• _DIRECTIONS_:
Scan the entries below and report only how many lines contain "sine".
<<<<
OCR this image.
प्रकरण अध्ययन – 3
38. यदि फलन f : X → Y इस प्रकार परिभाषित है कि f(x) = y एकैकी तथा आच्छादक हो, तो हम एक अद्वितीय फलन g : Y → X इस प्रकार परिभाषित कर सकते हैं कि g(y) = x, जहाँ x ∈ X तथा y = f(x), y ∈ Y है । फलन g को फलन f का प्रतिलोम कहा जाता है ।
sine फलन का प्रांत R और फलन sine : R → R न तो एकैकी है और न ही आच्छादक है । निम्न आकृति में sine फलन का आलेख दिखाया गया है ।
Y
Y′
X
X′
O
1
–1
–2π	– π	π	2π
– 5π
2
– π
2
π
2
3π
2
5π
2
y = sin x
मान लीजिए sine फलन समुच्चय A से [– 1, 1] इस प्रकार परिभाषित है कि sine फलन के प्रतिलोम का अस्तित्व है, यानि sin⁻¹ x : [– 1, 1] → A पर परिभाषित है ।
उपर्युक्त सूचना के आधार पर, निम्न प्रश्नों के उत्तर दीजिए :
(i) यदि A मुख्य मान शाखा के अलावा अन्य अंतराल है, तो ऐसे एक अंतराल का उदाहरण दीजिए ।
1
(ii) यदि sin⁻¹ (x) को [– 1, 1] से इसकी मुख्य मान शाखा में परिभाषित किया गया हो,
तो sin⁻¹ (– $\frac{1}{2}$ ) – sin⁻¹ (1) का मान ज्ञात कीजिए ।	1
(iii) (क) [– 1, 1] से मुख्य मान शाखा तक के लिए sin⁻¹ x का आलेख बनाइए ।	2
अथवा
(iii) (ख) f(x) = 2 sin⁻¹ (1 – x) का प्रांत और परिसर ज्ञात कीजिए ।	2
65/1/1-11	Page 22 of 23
>>>>
• _TASK OUTPUT_:
2